Work to do
Give all the lines below again, exactly, with no pictures.

******************************

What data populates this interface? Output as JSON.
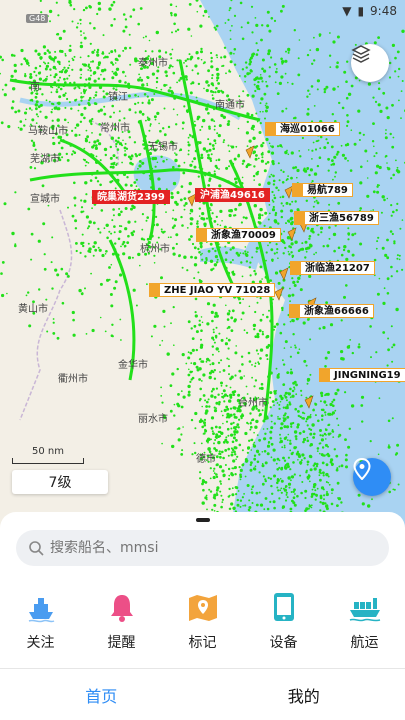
{
  "status_bar": {
    "time": "9:48"
  },
  "map": {
    "route_marker": "G48",
    "place_labels": [
      {
        "text": "泰州市"
      },
      {
        "text": "南"
      },
      {
        "text": "镇江"
      },
      {
        "text": "南通市"
      },
      {
        "text": "马鞍山市"
      },
      {
        "text": "常州市"
      },
      {
        "text": "芜湖市"
      },
      {
        "text": "无锡市"
      },
      {
        "text": "宣城市"
      },
      {
        "text": "杭州市"
      },
      {
        "text": "黄山市"
      },
      {
        "text": "衢州市"
      },
      {
        "text": "金华市"
      },
      {
        "text": "丽水市"
      },
      {
        "text": "台州市"
      },
      {
        "text": "德市"
      }
    ],
    "vessels": [
      {
        "name": "海巡01066",
        "color": "orange"
      },
      {
        "name": "皖巢湖货2399",
        "color": "red"
      },
      {
        "name": "沪浦渔49616",
        "color": "red"
      },
      {
        "name": "易航789",
        "color": "orange"
      },
      {
        "name": "浙三渔56789",
        "color": "orange"
      },
      {
        "name": "浙象渔70009",
        "color": "orange"
      },
      {
        "name": "浙临渔21207",
        "color": "orange"
      },
      {
        "name": "ZHE JIAO YV 71028",
        "color": "orange"
      },
      {
        "name": "浙象渔66666",
        "color": "orange"
      },
      {
        "name": "JINGNING19",
        "color": "orange"
      }
    ],
    "scale_label": "50 nm",
    "zoom_label": "7级"
  },
  "search": {
    "placeholder": "搜索船名、mmsi"
  },
  "tools": [
    {
      "label": "关注",
      "icon": "ship-follow-icon"
    },
    {
      "label": "提醒",
      "icon": "bell-icon"
    },
    {
      "label": "标记",
      "icon": "map-marker-icon"
    },
    {
      "label": "设备",
      "icon": "tablet-icon"
    },
    {
      "label": "航运",
      "icon": "cargo-ship-icon"
    }
  ],
  "tabs": [
    {
      "label": "首页",
      "active": true
    },
    {
      "label": "我的",
      "active": false
    }
  ],
  "colors": {
    "accent": "#2f8df5",
    "track": "#22e01a",
    "sea": "#a9d3f2",
    "vessel_orange": "#f1a52c",
    "vessel_red": "#e32222"
  }
}
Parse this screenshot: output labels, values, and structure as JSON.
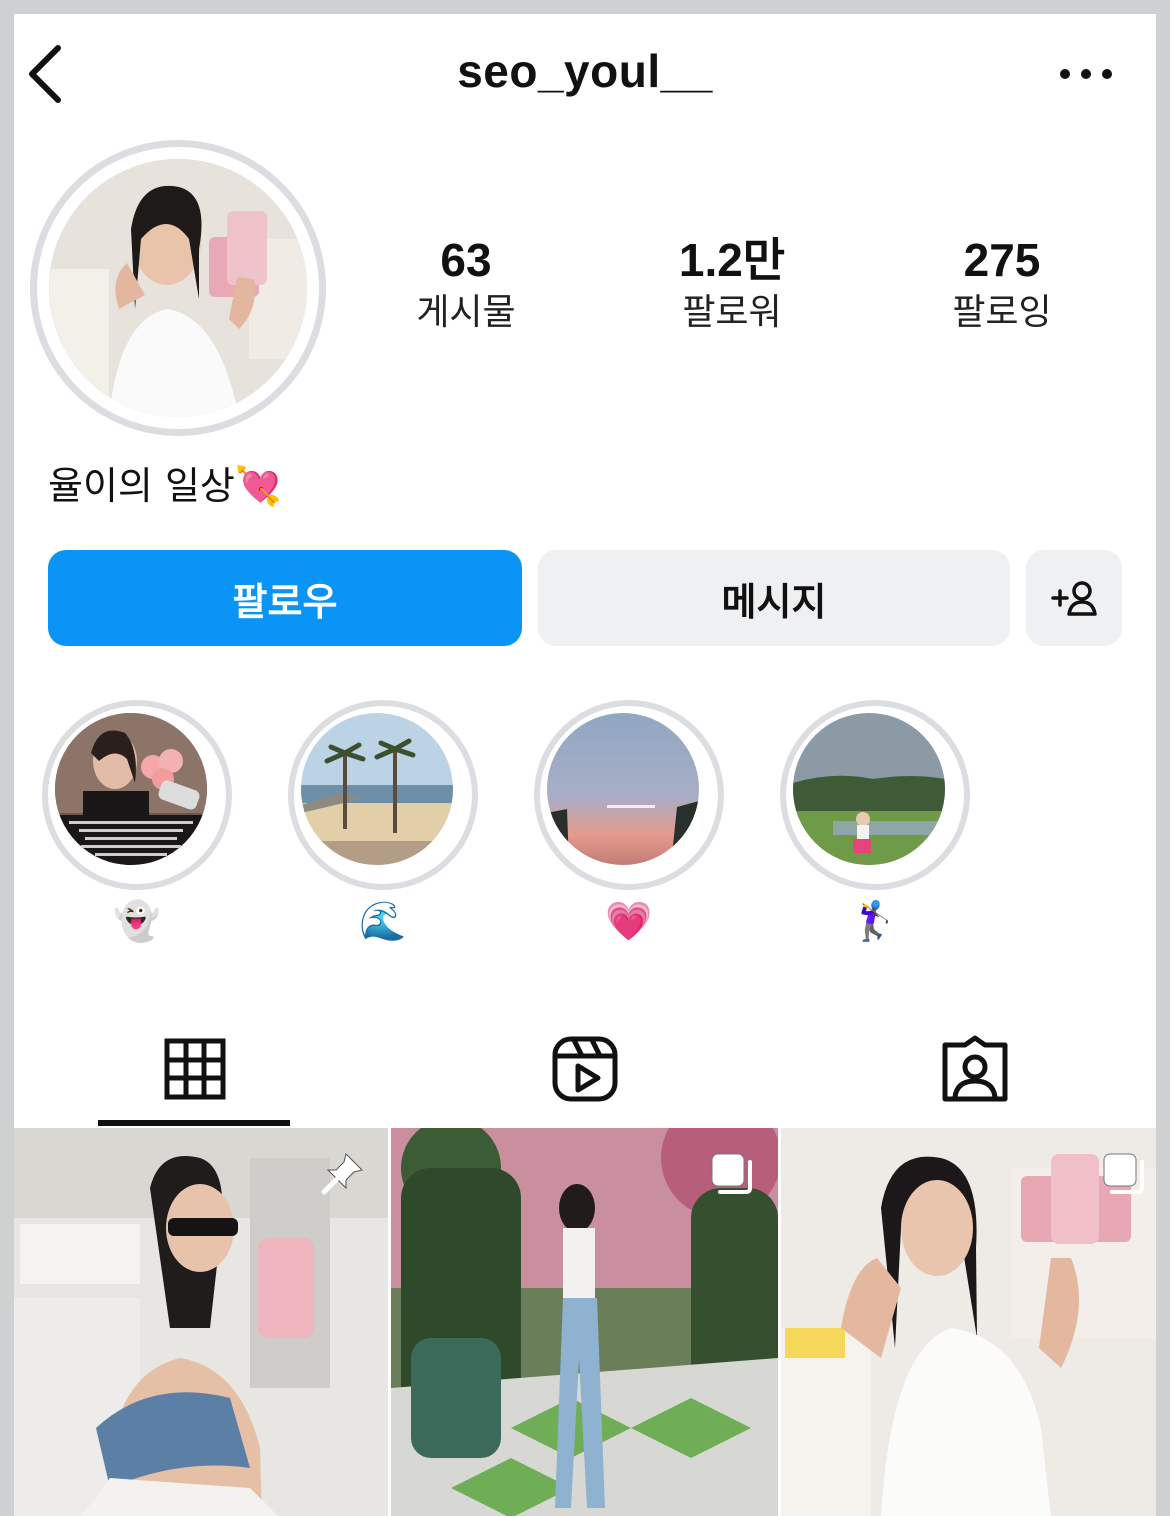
{
  "header": {
    "username": "seo_youl__",
    "back_icon": "chevron-left-icon",
    "more_icon": "more-horizontal-icon"
  },
  "profile": {
    "avatar": "profile-photo",
    "stats": [
      {
        "value": "63",
        "label": "게시물"
      },
      {
        "value": "1.2만",
        "label": "팔로워"
      },
      {
        "value": "275",
        "label": "팔로잉"
      }
    ],
    "bio": "율이의 일상💘"
  },
  "actions": {
    "follow_label": "팔로우",
    "message_label": "메시지",
    "add_user_icon": "add-user-icon"
  },
  "highlights": [
    {
      "label": "👻"
    },
    {
      "label": "🌊"
    },
    {
      "label": "💗"
    },
    {
      "label": "🏌️‍♀️"
    }
  ],
  "tabs": [
    {
      "name": "grid",
      "icon": "grid-icon",
      "active": true
    },
    {
      "name": "reels",
      "icon": "reels-icon",
      "active": false
    },
    {
      "name": "tagged",
      "icon": "tagged-person-icon",
      "active": false
    }
  ],
  "posts": [
    {
      "badge": "pin-icon"
    },
    {
      "badge": "multiple-photos-icon"
    },
    {
      "badge": "multiple-photos-icon"
    }
  ],
  "colors": {
    "follow_button": "#0a95f6",
    "secondary_button": "#eff0f2",
    "ring": "#dbdde1"
  }
}
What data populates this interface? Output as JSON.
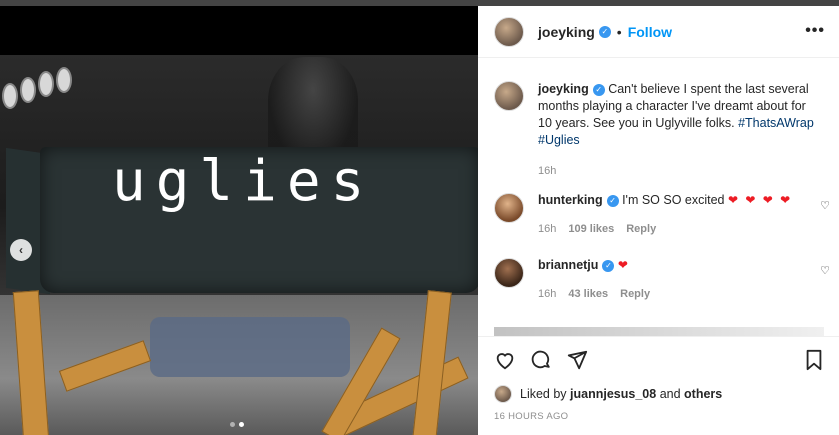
{
  "post": {
    "username": "joeyking",
    "follow_label": "Follow",
    "separator": "•",
    "more_label": "•••",
    "prev_label": "‹",
    "caption_text": "Can't believe I spent the last several months playing a character I've dreamt about for 10 years. See you in Uglyville folks. ",
    "caption_tags": "#ThatsAWrap #Uglies",
    "caption_time": "16h",
    "chair_word": "uglies"
  },
  "comments": [
    {
      "username": "hunterking",
      "text": "I'm SO SO excited",
      "hearts": "❤ ❤ ❤ ❤",
      "time": "16h",
      "likes": "109 likes",
      "reply": "Reply"
    },
    {
      "username": "briannetju",
      "text": "",
      "hearts": "❤",
      "time": "16h",
      "likes": "43 likes",
      "reply": "Reply"
    }
  ],
  "footer": {
    "liked_prefix": "Liked by ",
    "liked_user": "juannjesus_08",
    "liked_mid": " and ",
    "liked_others": "others",
    "timestamp": "16 HOURS AGO"
  },
  "colors": {
    "accent": "#0095f6",
    "heart": "#ed1c24",
    "verified": "#3897f0"
  },
  "carousel": {
    "total": 2,
    "active": 2
  }
}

******************************

The response
What data populates this interface? Output as JSON.
{
  "status_bar": {
    "time": "9:48"
  },
  "map": {
    "route_marker": "G48",
    "place_labels": [
      {
        "text": "泰州市"
      },
      {
        "text": "南"
      },
      {
        "text": "镇江"
      },
      {
        "text": "南通市"
      },
      {
        "text": "马鞍山市"
      },
      {
        "text": "常州市"
      },
      {
        "text": "芜湖市"
      },
      {
        "text": "无锡市"
      },
      {
        "text": "宣城市"
      },
      {
        "text": "杭州市"
      },
      {
        "text": "黄山市"
      },
      {
        "text": "衢州市"
      },
      {
        "text": "金华市"
      },
      {
        "text": "丽水市"
      },
      {
        "text": "台州市"
      },
      {
        "text": "德市"
      }
    ],
    "vessels": [
      {
        "name": "海巡01066",
        "color": "orange"
      },
      {
        "name": "皖巢湖货2399",
        "color": "red"
      },
      {
        "name": "沪浦渔49616",
        "color": "red"
      },
      {
        "name": "易航789",
        "color": "orange"
      },
      {
        "name": "浙三渔56789",
        "color": "orange"
      },
      {
        "name": "浙象渔70009",
        "color": "orange"
      },
      {
        "name": "浙临渔21207",
        "color": "orange"
      },
      {
        "name": "ZHE JIAO YV 71028",
        "color": "orange"
      },
      {
        "name": "浙象渔66666",
        "color": "orange"
      },
      {
        "name": "JINGNING19",
        "color": "orange"
      }
    ],
    "scale_label": "50 nm",
    "zoom_label": "7级"
  },
  "search": {
    "placeholder": "搜索船名、mmsi"
  },
  "tools": [
    {
      "label": "关注",
      "icon": "ship-follow-icon"
    },
    {
      "label": "提醒",
      "icon": "bell-icon"
    },
    {
      "label": "标记",
      "icon": "map-marker-icon"
    },
    {
      "label": "设备",
      "icon": "tablet-icon"
    },
    {
      "label": "航运",
      "icon": "cargo-ship-icon"
    }
  ],
  "tabs": [
    {
      "label": "首页",
      "active": true
    },
    {
      "label": "我的",
      "active": false
    }
  ],
  "colors": {
    "accent": "#2f8df5",
    "track": "#22e01a",
    "sea": "#a9d3f2",
    "vessel_orange": "#f1a52c",
    "vessel_red": "#e32222"
  }
}
Parse this screenshot: output labels, values, and structure as JSON.
{
  "header": {
    "username": "seo_youl__",
    "back_icon": "chevron-left-icon",
    "more_icon": "more-horizontal-icon"
  },
  "profile": {
    "avatar": "profile-photo",
    "stats": [
      {
        "value": "63",
        "label": "게시물"
      },
      {
        "value": "1.2만",
        "label": "팔로워"
      },
      {
        "value": "275",
        "label": "팔로잉"
      }
    ],
    "bio": "율이의 일상💘"
  },
  "actions": {
    "follow_label": "팔로우",
    "message_label": "메시지",
    "add_user_icon": "add-user-icon"
  },
  "highlights": [
    {
      "label": "👻"
    },
    {
      "label": "🌊"
    },
    {
      "label": "💗"
    },
    {
      "label": "🏌️‍♀️"
    }
  ],
  "tabs": [
    {
      "name": "grid",
      "icon": "grid-icon",
      "active": true
    },
    {
      "name": "reels",
      "icon": "reels-icon",
      "active": false
    },
    {
      "name": "tagged",
      "icon": "tagged-person-icon",
      "active": false
    }
  ],
  "posts": [
    {
      "badge": "pin-icon"
    },
    {
      "badge": "multiple-photos-icon"
    },
    {
      "badge": "multiple-photos-icon"
    }
  ],
  "colors": {
    "follow_button": "#0a95f6",
    "secondary_button": "#eff0f2",
    "ring": "#dbdde1"
  }
}
What data populates this interface? Output as JSON.
{
  "post": {
    "username": "joeyking",
    "follow_label": "Follow",
    "separator": "•",
    "more_label": "•••",
    "prev_label": "‹",
    "caption_text": "Can't believe I spent the last several months playing a character I've dreamt about for 10 years. See you in Uglyville folks. ",
    "caption_tags": "#ThatsAWrap #Uglies",
    "caption_time": "16h",
    "chair_word": "uglies"
  },
  "comments": [
    {
      "username": "hunterking",
      "text": "I'm SO SO excited",
      "hearts": "❤ ❤ ❤ ❤",
      "time": "16h",
      "likes": "109 likes",
      "reply": "Reply"
    },
    {
      "username": "briannetju",
      "text": "",
      "hearts": "❤",
      "time": "16h",
      "likes": "43 likes",
      "reply": "Reply"
    }
  ],
  "footer": {
    "liked_prefix": "Liked by ",
    "liked_user": "juannjesus_08",
    "liked_mid": " and ",
    "liked_others": "others",
    "timestamp": "16 HOURS AGO"
  },
  "colors": {
    "accent": "#0095f6",
    "heart": "#ed1c24",
    "verified": "#3897f0"
  },
  "carousel": {
    "total": 2,
    "active": 2
  }
}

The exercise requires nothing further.